Data items:
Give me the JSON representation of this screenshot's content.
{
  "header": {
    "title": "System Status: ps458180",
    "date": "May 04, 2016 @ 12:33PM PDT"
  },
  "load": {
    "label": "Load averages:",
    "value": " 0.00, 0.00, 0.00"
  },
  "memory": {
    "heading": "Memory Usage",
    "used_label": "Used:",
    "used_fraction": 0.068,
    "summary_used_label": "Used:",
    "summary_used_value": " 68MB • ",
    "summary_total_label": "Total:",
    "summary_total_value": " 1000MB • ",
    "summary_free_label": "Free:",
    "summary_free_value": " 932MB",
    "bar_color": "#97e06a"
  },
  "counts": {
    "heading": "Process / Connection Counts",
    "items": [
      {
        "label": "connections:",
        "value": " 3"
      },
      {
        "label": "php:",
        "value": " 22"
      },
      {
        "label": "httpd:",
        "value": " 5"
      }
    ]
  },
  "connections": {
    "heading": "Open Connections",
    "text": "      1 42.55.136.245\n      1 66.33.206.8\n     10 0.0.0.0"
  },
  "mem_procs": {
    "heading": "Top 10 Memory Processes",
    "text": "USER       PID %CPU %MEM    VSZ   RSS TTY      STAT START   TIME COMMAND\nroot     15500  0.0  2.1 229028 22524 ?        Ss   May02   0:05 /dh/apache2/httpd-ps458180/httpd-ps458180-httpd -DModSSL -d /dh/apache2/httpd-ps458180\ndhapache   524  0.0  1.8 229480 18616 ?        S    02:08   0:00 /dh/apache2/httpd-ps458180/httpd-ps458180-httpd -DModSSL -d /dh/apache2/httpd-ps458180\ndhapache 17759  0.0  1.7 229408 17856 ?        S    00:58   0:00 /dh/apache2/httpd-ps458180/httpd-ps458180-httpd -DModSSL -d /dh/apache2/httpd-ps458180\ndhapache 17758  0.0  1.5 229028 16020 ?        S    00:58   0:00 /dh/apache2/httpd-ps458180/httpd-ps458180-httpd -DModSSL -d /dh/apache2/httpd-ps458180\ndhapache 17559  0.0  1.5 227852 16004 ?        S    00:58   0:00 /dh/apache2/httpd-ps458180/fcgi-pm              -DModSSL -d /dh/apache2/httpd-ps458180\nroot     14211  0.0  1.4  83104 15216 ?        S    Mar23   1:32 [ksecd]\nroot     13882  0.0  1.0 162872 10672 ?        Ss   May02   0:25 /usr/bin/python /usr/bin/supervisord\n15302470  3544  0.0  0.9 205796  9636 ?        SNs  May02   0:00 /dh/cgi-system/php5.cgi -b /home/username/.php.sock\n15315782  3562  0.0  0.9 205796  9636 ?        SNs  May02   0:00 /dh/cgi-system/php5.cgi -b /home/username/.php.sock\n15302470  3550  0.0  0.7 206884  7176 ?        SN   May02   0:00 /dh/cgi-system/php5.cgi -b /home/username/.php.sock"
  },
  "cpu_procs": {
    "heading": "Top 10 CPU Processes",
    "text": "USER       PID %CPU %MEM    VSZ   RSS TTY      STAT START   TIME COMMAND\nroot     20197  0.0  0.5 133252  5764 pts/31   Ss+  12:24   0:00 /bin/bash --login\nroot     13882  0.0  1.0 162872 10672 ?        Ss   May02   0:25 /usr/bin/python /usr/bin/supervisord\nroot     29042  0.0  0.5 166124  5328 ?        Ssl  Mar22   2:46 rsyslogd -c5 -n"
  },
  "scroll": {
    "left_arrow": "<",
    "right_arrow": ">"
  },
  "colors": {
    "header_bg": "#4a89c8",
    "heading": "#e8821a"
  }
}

**Request**
Extract the whole listing, character for character.

**Problem solution**
Give me the JSON representation of this screenshot's content.
{
  "header": {
    "title": "System Status: ps458180",
    "date": "May 04, 2016 @ 12:33PM PDT"
  },
  "load": {
    "label": "Load averages:",
    "value": " 0.00, 0.00, 0.00"
  },
  "memory": {
    "heading": "Memory Usage",
    "used_label": "Used:",
    "used_fraction": 0.068,
    "summary_used_label": "Used:",
    "summary_used_value": " 68MB • ",
    "summary_total_label": "Total:",
    "summary_total_value": " 1000MB • ",
    "summary_free_label": "Free:",
    "summary_free_value": " 932MB",
    "bar_color": "#97e06a"
  },
  "counts": {
    "heading": "Process / Connection Counts",
    "items": [
      {
        "label": "connections:",
        "value": " 3"
      },
      {
        "label": "php:",
        "value": " 22"
      },
      {
        "label": "httpd:",
        "value": " 5"
      }
    ]
  },
  "connections": {
    "heading": "Open Connections",
    "text": "      1 42.55.136.245\n      1 66.33.206.8\n     10 0.0.0.0"
  },
  "mem_procs": {
    "heading": "Top 10 Memory Processes",
    "text": "USER       PID %CPU %MEM    VSZ   RSS TTY      STAT START   TIME COMMAND\nroot     15500  0.0  2.1 229028 22524 ?        Ss   May02   0:05 /dh/apache2/httpd-ps458180/httpd-ps458180-httpd -DModSSL -d /dh/apache2/httpd-ps458180\ndhapache   524  0.0  1.8 229480 18616 ?        S    02:08   0:00 /dh/apache2/httpd-ps458180/httpd-ps458180-httpd -DModSSL -d /dh/apache2/httpd-ps458180\ndhapache 17759  0.0  1.7 229408 17856 ?        S    00:58   0:00 /dh/apache2/httpd-ps458180/httpd-ps458180-httpd -DModSSL -d /dh/apache2/httpd-ps458180\ndhapache 17758  0.0  1.5 229028 16020 ?        S    00:58   0:00 /dh/apache2/httpd-ps458180/httpd-ps458180-httpd -DModSSL -d /dh/apache2/httpd-ps458180\ndhapache 17559  0.0  1.5 227852 16004 ?        S    00:58   0:00 /dh/apache2/httpd-ps458180/fcgi-pm              -DModSSL -d /dh/apache2/httpd-ps458180\nroot     14211  0.0  1.4  83104 15216 ?        S    Mar23   1:32 [ksecd]\nroot     13882  0.0  1.0 162872 10672 ?        Ss   May02   0:25 /usr/bin/python /usr/bin/supervisord\n15302470  3544  0.0  0.9 205796  9636 ?        SNs  May02   0:00 /dh/cgi-system/php5.cgi -b /home/username/.php.sock\n15315782  3562  0.0  0.9 205796  9636 ?        SNs  May02   0:00 /dh/cgi-system/php5.cgi -b /home/username/.php.sock\n15302470  3550  0.0  0.7 206884  7176 ?        SN   May02   0:00 /dh/cgi-system/php5.cgi -b /home/username/.php.sock"
  },
  "cpu_procs": {
    "heading": "Top 10 CPU Processes",
    "text": "USER       PID %CPU %MEM    VSZ   RSS TTY      STAT START   TIME COMMAND\nroot     20197  0.0  0.5 133252  5764 pts/31   Ss+  12:24   0:00 /bin/bash --login\nroot     13882  0.0  1.0 162872 10672 ?        Ss   May02   0:25 /usr/bin/python /usr/bin/supervisord\nroot     29042  0.0  0.5 166124  5328 ?        Ssl  Mar22   2:46 rsyslogd -c5 -n"
  },
  "scroll": {
    "left_arrow": "<",
    "right_arrow": ">"
  },
  "colors": {
    "header_bg": "#4a89c8",
    "heading": "#e8821a"
  }
}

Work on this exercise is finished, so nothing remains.